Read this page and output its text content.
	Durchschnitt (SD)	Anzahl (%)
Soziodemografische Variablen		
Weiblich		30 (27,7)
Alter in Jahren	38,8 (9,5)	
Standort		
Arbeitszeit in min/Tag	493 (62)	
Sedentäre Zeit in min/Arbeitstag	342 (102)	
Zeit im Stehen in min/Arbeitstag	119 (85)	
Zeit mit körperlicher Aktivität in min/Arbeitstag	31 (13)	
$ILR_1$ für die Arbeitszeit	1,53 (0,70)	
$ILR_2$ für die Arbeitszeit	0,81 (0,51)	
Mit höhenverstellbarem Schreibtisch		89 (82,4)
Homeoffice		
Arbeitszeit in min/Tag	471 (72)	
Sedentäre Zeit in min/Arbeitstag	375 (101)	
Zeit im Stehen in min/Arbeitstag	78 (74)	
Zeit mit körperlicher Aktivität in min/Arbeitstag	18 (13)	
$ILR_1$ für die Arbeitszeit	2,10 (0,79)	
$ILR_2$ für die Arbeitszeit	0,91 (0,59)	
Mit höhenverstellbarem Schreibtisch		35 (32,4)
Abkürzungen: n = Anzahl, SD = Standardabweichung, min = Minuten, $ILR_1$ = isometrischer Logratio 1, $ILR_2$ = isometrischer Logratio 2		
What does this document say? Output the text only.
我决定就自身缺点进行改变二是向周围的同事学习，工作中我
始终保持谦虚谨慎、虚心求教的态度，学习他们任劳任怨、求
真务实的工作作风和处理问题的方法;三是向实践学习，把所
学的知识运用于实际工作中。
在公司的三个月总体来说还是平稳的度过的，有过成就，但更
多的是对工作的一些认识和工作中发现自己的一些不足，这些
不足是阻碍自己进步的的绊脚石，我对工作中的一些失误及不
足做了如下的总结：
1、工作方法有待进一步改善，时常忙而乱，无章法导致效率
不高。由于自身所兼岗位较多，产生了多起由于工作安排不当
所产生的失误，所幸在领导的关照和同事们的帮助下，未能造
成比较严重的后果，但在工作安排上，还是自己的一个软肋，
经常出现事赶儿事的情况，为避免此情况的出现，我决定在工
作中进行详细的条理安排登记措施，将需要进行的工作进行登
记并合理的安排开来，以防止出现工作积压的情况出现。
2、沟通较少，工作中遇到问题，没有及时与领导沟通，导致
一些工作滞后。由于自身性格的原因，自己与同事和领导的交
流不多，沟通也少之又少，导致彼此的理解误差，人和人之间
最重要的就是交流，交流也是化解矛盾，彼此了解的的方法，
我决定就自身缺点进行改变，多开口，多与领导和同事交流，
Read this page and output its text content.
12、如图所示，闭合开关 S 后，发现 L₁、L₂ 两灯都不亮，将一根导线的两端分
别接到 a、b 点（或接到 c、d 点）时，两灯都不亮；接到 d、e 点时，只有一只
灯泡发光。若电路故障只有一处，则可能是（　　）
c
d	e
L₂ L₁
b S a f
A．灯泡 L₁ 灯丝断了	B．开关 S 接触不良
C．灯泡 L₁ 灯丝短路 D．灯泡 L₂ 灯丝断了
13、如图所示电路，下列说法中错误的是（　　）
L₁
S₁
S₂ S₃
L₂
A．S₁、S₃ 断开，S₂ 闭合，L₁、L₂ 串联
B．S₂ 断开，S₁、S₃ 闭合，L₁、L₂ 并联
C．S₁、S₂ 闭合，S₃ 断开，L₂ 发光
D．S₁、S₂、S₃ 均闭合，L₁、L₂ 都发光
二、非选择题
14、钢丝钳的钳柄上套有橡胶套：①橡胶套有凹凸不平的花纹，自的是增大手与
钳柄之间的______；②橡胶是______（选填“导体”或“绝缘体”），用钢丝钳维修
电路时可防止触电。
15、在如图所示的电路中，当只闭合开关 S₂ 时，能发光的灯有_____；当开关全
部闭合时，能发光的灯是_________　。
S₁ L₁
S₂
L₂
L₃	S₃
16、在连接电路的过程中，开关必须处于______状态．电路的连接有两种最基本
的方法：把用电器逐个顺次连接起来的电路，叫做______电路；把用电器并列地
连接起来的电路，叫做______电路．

------------------------

**What is required:** Transcribe the whole listing with nothing added or left out.

**Response below:**
Read this page and output its text content.
	Durchschnitt (SD)	Anzahl (%)
Soziodemografische Variablen		
Weiblich		30 (27,7)
Alter in Jahren	38,8 (9,5)	
Standort		
Arbeitszeit in min/Tag	493 (62)	
Sedentäre Zeit in min/Arbeitstag	342 (102)	
Zeit im Stehen in min/Arbeitstag	119 (85)	
Zeit mit körperlicher Aktivität in min/Arbeitstag	31 (13)	
$ILR_1$ für die Arbeitszeit	1,53 (0,70)	
$ILR_2$ für die Arbeitszeit	0,81 (0,51)	
Mit höhenverstellbarem Schreibtisch		89 (82,4)
Homeoffice		
Arbeitszeit in min/Tag	471 (72)	
Sedentäre Zeit in min/Arbeitstag	375 (101)	
Zeit im Stehen in min/Arbeitstag	78 (74)	
Zeit mit körperlicher Aktivität in min/Arbeitstag	18 (13)	
$ILR_1$ für die Arbeitszeit	2,10 (0,79)	
$ILR_2$ für die Arbeitszeit	0,91 (0,59)	
Mit höhenverstellbarem Schreibtisch		35 (32,4)
Abkürzungen: n = Anzahl, SD = Standardabweichung, min = Minuten, $ILR_1$ = isometrischer Logratio 1, $ILR_2$ = isometrischer Logratio 2		
What does this document say? Output the text only.
我决定就自身缺点进行改变二是向周围的同事学习，工作中我
始终保持谦虚谨慎、虚心求教的态度，学习他们任劳任怨、求
真务实的工作作风和处理问题的方法;三是向实践学习，把所
学的知识运用于实际工作中。
在公司的三个月总体来说还是平稳的度过的，有过成就，但更
多的是对工作的一些认识和工作中发现自己的一些不足，这些
不足是阻碍自己进步的的绊脚石，我对工作中的一些失误及不
足做了如下的总结：
1、工作方法有待进一步改善，时常忙而乱，无章法导致效率
不高。由于自身所兼岗位较多，产生了多起由于工作安排不当
所产生的失误，所幸在领导的关照和同事们的帮助下，未能造
成比较严重的后果，但在工作安排上，还是自己的一个软肋，
经常出现事赶儿事的情况，为避免此情况的出现，我决定在工
作中进行详细的条理安排登记措施，将需要进行的工作进行登
记并合理的安排开来，以防止出现工作积压的情况出现。
2、沟通较少，工作中遇到问题，没有及时与领导沟通，导致
一些工作滞后。由于自身性格的原因，自己与同事和领导的交
流不多，沟通也少之又少，导致彼此的理解误差，人和人之间
最重要的就是交流，交流也是化解矛盾，彼此了解的的方法，
我决定就自身缺点进行改变，多开口，多与领导和同事交流，
Read this page and output its text content.
12、如图所示，闭合开关 S 后，发现 L₁、L₂ 两灯都不亮，将一根导线的两端分
别接到 a、b 点（或接到 c、d 点）时，两灯都不亮；接到 d、e 点时，只有一只
灯泡发光。若电路故障只有一处，则可能是（　　）
c
d	e
L₂ L₁
b S a f
A．灯泡 L₁ 灯丝断了	B．开关 S 接触不良
C．灯泡 L₁ 灯丝短路 D．灯泡 L₂ 灯丝断了
13、如图所示电路，下列说法中错误的是（　　）
L₁
S₁
S₂ S₃
L₂
A．S₁、S₃ 断开，S₂ 闭合，L₁、L₂ 串联
B．S₂ 断开，S₁、S₃ 闭合，L₁、L₂ 并联
C．S₁、S₂ 闭合，S₃ 断开，L₂ 发光
D．S₁、S₂、S₃ 均闭合，L₁、L₂ 都发光
二、非选择题
14、钢丝钳的钳柄上套有橡胶套：①橡胶套有凹凸不平的花纹，自的是增大手与
钳柄之间的______；②橡胶是______（选填“导体”或“绝缘体”），用钢丝钳维修
电路时可防止触电。
15、在如图所示的电路中，当只闭合开关 S₂ 时，能发光的灯有_____；当开关全
部闭合时，能发光的灯是_________　。
S₁ L₁
S₂
L₂
L₃	S₃
16、在连接电路的过程中，开关必须处于______状态．电路的连接有两种最基本
的方法：把用电器逐个顺次连接起来的电路，叫做______电路；把用电器并列地
连接起来的电路，叫做______电路．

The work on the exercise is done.